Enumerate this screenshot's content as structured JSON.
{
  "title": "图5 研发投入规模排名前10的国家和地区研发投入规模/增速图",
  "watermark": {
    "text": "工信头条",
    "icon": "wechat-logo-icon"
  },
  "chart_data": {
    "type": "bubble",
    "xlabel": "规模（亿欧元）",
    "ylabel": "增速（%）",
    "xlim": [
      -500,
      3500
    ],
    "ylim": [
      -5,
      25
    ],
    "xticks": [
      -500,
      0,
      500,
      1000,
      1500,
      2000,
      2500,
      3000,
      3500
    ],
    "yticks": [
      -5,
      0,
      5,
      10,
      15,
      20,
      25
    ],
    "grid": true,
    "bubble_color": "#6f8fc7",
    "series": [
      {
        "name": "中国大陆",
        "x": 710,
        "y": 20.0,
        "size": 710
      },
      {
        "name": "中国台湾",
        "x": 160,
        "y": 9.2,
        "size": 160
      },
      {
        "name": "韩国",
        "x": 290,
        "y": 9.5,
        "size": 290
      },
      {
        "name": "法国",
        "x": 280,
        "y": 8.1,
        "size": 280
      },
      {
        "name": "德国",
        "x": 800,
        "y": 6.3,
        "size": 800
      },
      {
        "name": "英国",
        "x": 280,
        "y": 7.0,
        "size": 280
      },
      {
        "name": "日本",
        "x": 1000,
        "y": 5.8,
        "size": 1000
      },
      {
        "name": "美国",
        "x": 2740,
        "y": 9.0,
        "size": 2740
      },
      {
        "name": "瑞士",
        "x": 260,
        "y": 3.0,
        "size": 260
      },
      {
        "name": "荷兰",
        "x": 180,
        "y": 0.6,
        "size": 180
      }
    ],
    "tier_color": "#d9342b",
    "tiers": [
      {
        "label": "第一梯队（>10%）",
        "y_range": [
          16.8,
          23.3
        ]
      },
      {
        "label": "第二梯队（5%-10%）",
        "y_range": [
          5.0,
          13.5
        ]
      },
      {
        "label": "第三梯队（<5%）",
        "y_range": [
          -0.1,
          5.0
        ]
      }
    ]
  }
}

+++

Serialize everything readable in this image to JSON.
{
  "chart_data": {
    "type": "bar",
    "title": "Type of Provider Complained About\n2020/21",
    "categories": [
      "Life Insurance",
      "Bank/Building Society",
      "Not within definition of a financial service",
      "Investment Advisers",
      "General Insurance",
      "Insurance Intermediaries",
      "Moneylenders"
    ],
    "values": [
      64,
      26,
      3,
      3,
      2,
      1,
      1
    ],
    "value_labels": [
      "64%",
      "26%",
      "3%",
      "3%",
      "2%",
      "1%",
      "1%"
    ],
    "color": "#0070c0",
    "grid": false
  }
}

+++

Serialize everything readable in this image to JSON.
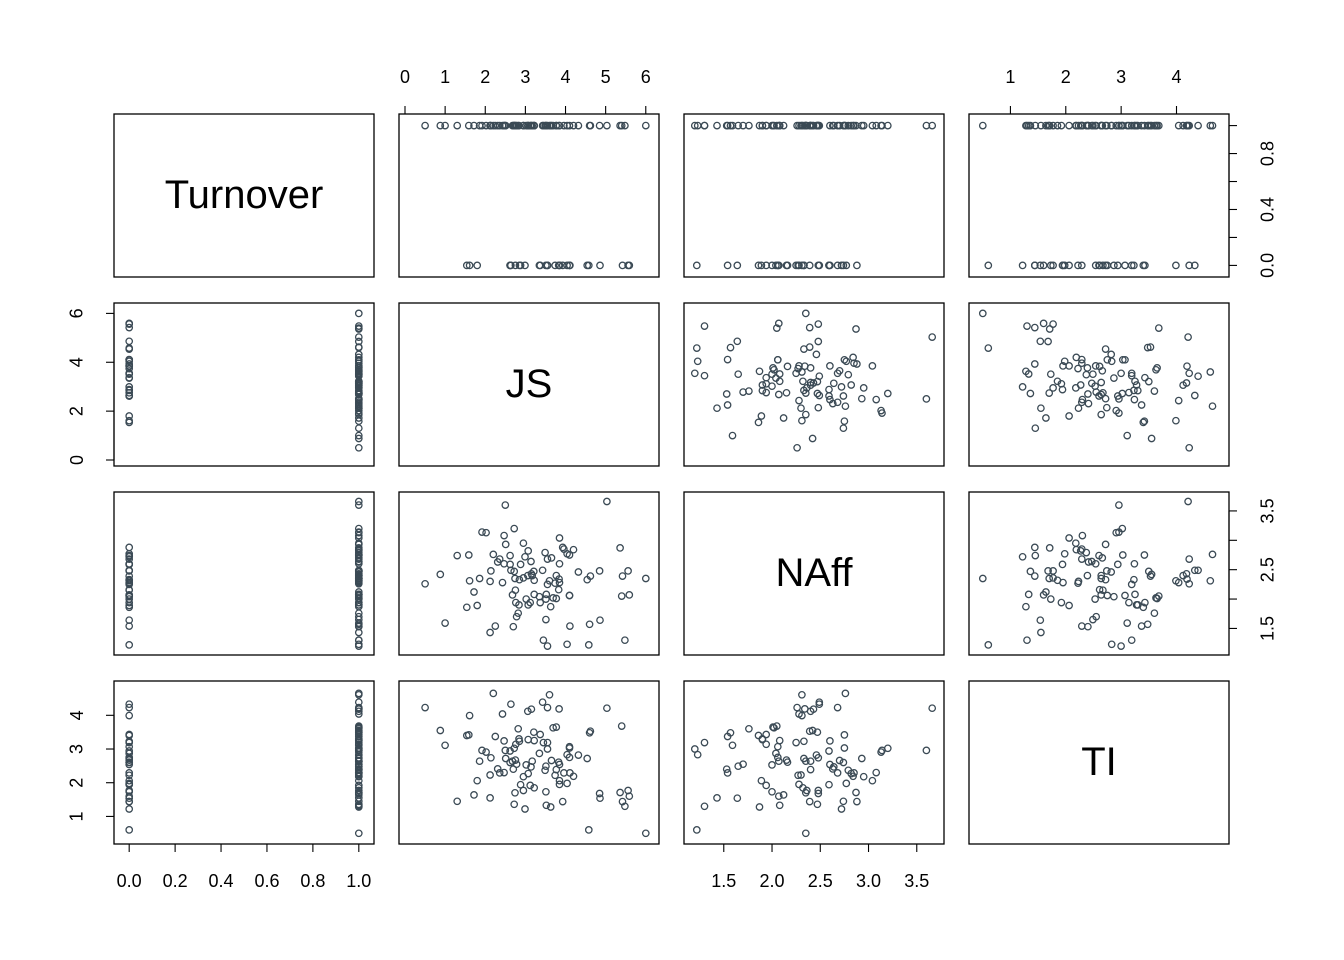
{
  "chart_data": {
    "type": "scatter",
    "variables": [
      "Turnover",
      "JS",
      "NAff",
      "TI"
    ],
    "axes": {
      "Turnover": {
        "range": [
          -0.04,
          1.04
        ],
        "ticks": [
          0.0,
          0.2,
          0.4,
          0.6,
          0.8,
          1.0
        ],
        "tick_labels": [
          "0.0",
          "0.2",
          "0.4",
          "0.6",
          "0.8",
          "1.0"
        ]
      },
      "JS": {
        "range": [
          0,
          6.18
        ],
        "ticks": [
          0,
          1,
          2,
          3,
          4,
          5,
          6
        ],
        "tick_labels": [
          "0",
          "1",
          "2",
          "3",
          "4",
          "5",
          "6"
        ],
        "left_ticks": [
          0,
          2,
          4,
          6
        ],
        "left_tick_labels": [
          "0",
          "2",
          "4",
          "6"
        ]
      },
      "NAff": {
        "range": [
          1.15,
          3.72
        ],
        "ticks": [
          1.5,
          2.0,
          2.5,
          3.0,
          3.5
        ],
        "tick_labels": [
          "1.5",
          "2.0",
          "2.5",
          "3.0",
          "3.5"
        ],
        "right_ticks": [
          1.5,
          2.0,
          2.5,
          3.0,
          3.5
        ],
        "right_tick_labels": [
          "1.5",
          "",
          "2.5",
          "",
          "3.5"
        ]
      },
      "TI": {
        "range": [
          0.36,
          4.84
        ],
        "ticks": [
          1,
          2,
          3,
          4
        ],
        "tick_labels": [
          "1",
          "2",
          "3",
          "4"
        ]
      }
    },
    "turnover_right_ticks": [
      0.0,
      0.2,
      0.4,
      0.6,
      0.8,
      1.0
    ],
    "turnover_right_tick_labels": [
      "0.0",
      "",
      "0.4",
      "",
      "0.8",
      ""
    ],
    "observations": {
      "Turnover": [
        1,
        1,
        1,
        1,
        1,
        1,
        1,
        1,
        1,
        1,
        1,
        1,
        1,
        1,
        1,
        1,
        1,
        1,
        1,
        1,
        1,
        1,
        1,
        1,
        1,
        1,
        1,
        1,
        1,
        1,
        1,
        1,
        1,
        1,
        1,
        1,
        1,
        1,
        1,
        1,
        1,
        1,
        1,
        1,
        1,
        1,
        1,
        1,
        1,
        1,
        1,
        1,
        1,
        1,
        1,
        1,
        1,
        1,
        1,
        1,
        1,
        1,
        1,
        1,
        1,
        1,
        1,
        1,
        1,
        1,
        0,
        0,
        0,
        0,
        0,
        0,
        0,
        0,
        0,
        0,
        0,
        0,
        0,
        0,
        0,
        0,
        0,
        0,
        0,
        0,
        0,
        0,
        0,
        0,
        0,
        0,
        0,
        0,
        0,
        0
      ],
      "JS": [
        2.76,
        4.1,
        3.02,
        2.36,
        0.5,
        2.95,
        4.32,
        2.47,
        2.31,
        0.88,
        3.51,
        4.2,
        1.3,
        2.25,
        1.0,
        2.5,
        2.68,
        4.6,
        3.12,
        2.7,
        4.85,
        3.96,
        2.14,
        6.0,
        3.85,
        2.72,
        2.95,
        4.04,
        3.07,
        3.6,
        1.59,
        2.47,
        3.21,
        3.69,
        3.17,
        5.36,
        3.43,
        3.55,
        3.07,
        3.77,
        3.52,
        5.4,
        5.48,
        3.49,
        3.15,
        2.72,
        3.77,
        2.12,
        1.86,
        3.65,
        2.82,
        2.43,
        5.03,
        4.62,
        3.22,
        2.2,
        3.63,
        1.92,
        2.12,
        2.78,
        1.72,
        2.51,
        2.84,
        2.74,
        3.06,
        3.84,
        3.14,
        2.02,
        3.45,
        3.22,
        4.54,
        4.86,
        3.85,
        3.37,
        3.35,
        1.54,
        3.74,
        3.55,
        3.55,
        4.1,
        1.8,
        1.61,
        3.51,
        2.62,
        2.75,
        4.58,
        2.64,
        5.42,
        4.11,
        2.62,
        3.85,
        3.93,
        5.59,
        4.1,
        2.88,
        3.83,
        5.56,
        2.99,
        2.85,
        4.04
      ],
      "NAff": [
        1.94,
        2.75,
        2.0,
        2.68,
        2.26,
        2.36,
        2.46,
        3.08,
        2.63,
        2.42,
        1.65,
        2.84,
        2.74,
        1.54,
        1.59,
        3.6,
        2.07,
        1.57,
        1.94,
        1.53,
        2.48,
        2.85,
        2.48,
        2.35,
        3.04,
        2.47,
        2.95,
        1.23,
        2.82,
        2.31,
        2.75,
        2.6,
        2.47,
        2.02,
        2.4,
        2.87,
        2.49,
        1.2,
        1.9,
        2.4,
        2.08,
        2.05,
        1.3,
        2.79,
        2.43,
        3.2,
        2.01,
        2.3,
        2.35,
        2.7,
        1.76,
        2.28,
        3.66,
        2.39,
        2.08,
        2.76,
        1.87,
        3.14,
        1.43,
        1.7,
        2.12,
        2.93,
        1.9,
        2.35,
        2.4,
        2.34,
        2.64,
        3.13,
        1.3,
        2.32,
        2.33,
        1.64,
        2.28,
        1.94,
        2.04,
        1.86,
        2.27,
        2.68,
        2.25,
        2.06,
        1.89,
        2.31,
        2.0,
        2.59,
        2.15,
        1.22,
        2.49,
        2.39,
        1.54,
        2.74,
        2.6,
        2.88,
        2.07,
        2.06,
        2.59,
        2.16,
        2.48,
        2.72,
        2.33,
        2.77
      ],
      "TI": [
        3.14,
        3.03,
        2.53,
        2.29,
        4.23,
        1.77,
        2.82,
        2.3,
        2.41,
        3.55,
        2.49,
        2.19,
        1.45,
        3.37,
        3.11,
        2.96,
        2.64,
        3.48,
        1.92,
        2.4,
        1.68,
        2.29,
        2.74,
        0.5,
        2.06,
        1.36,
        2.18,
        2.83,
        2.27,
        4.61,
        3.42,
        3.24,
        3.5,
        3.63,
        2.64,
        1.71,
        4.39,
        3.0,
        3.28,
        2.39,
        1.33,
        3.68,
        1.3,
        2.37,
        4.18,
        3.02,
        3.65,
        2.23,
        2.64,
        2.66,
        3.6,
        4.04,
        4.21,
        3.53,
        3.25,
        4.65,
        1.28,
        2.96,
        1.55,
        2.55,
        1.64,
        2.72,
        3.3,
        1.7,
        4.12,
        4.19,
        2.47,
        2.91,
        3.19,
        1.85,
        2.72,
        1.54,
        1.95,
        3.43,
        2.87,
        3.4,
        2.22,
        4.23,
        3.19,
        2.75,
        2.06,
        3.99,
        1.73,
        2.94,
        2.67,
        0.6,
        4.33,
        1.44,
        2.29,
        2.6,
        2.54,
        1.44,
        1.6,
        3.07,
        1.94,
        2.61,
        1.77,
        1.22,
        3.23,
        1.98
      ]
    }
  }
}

+++

What is asked: Copy down every line of the entries containing the word "name".

Solved problem:
        "name": "中国大陆",
        "name": "中国台湾",
        "name": "韩国",
        "name": "法国",
        "name": "德国",
        "name": "英国",
        "name": "日本",
        "name": "美国",
        "name": "瑞士",
        "name": "荷兰",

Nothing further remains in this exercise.